Reproduce each line bearing the word "společnosti".

━━━ Records provided ━━━

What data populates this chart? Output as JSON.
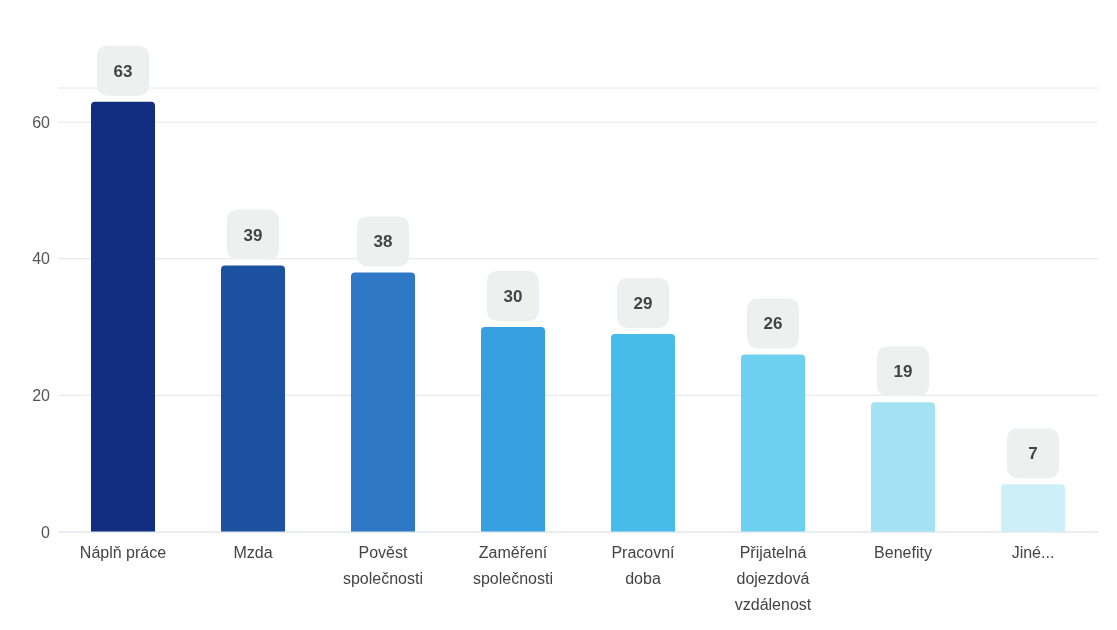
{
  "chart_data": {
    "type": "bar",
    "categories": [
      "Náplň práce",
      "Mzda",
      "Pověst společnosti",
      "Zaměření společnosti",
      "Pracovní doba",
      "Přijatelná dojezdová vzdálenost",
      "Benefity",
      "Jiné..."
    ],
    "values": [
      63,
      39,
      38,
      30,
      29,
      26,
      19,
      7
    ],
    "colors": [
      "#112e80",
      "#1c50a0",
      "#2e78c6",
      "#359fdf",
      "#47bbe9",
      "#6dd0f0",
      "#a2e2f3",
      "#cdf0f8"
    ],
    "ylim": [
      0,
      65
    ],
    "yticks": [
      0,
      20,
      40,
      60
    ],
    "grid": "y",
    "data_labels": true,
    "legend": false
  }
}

━━━
━━━ Records provided ━━━

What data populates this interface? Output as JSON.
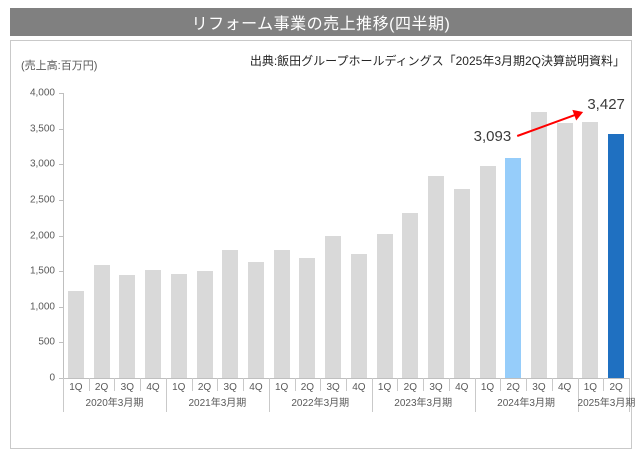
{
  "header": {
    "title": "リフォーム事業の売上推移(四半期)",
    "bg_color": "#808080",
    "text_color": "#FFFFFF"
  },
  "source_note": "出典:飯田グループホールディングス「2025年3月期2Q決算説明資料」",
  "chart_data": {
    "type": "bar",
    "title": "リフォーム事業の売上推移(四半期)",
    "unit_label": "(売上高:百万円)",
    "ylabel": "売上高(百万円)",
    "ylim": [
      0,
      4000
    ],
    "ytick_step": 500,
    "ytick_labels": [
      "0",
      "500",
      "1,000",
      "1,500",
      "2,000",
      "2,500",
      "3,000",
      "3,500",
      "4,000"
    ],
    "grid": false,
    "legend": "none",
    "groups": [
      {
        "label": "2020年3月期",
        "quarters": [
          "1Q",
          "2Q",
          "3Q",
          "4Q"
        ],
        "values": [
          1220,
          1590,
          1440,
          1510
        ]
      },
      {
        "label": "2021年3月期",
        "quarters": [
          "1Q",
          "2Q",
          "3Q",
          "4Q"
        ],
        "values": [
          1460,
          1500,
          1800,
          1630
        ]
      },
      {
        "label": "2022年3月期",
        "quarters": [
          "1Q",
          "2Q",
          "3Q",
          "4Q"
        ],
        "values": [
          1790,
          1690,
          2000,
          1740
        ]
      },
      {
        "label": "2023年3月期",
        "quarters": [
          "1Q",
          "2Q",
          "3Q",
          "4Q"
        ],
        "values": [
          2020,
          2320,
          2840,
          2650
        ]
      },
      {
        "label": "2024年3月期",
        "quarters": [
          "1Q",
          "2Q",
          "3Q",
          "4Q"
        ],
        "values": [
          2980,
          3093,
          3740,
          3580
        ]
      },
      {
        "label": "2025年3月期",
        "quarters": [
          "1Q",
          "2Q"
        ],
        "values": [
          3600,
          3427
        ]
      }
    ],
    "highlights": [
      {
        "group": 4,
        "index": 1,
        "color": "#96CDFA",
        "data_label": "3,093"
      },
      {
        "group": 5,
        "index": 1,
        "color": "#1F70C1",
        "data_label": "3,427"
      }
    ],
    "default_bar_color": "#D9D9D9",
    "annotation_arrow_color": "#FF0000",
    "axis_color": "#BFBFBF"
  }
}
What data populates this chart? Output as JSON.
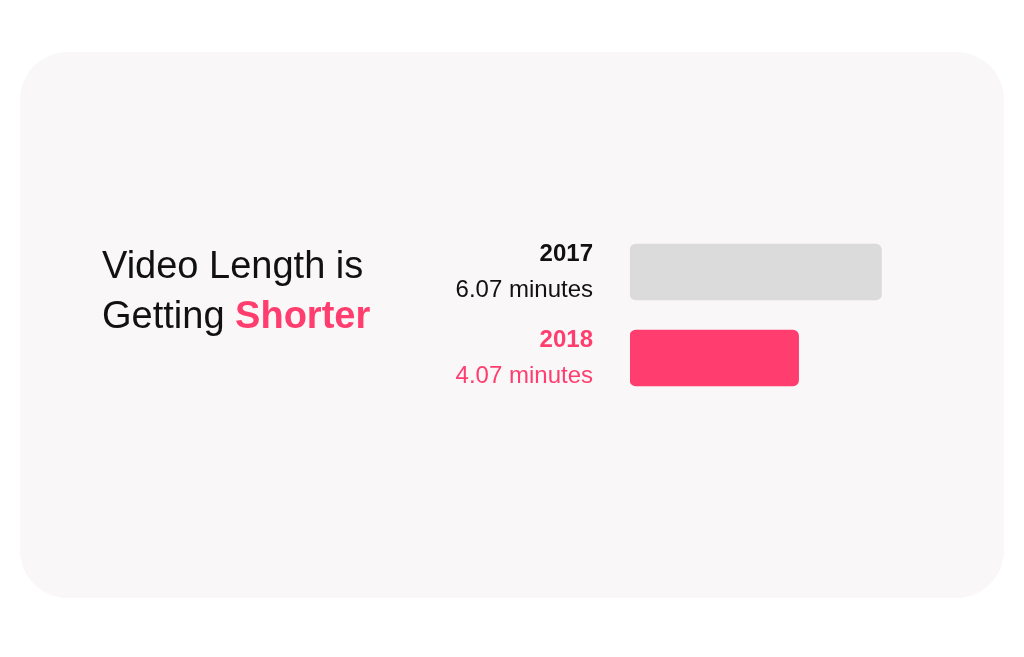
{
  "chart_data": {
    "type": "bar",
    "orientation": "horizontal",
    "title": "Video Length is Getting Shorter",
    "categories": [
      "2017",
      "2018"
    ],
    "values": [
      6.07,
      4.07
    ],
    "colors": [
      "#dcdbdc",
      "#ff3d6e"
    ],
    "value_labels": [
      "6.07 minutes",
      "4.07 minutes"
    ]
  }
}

━━━
━━━ Records provided ━━━

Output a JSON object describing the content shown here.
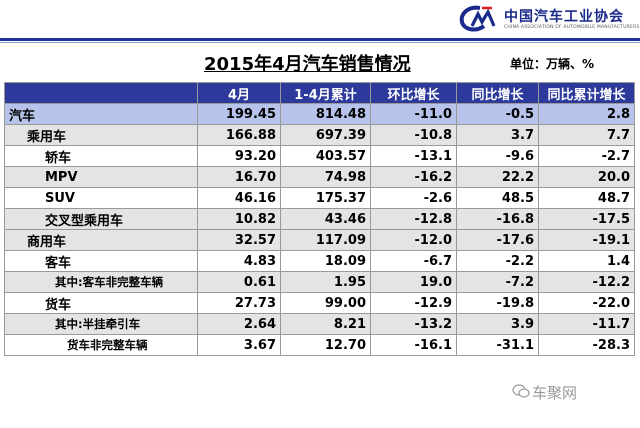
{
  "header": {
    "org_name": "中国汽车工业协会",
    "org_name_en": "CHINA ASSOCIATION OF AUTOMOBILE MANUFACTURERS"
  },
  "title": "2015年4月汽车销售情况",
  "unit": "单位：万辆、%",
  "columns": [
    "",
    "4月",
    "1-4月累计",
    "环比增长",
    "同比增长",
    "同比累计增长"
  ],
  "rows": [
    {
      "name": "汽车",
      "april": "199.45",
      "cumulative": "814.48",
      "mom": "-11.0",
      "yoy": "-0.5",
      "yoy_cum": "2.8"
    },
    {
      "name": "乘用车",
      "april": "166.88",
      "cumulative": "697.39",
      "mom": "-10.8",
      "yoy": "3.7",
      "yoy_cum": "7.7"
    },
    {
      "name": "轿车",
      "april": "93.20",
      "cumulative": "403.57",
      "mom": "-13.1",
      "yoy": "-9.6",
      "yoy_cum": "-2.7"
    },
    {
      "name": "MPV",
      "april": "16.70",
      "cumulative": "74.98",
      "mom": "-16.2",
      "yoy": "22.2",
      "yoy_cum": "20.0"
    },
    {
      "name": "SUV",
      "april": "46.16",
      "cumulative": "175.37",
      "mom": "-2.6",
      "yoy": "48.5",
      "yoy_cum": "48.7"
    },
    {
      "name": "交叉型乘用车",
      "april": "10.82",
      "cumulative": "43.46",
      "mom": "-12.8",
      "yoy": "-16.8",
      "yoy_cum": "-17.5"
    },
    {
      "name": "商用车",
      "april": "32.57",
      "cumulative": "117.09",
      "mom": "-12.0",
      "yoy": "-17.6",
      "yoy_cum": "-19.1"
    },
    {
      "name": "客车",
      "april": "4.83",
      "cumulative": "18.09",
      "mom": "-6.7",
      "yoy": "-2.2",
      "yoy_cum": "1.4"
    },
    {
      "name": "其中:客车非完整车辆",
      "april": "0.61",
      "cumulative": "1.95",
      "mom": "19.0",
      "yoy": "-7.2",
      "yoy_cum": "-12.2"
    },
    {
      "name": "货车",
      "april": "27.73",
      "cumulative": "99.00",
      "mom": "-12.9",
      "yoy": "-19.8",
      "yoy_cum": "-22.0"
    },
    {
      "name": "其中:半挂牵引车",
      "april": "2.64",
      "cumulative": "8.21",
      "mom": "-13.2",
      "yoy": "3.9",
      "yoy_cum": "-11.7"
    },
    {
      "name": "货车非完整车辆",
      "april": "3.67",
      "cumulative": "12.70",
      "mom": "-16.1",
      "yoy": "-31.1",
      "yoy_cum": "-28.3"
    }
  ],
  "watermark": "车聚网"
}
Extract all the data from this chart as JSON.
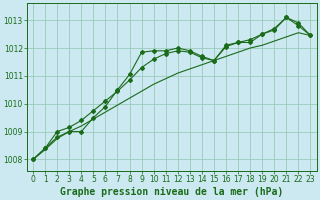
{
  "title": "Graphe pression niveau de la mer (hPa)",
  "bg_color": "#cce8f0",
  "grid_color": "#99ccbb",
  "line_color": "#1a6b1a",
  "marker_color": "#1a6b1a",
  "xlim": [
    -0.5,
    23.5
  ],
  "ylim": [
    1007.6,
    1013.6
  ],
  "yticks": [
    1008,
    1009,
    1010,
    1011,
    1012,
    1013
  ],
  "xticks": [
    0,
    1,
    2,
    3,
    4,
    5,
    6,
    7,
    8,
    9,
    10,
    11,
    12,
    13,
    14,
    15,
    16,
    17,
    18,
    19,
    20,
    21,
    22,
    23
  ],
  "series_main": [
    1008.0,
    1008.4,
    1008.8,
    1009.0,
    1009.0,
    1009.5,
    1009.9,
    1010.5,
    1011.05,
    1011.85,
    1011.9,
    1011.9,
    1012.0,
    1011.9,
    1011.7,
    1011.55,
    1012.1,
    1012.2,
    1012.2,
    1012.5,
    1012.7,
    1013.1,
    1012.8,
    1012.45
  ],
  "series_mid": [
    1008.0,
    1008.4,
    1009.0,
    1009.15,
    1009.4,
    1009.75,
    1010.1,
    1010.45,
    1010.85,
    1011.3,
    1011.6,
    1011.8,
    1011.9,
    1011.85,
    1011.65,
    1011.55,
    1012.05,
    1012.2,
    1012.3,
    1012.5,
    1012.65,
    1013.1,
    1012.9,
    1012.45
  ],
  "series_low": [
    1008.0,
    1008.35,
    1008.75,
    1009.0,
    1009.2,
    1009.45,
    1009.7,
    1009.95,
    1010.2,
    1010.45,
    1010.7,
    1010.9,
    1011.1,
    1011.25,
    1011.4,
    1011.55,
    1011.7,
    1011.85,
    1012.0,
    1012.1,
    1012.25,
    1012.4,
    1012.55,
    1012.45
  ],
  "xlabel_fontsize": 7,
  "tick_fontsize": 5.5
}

━━━

* **Finished answer**:
      "Pověst společnosti",
      "Zaměření společnosti",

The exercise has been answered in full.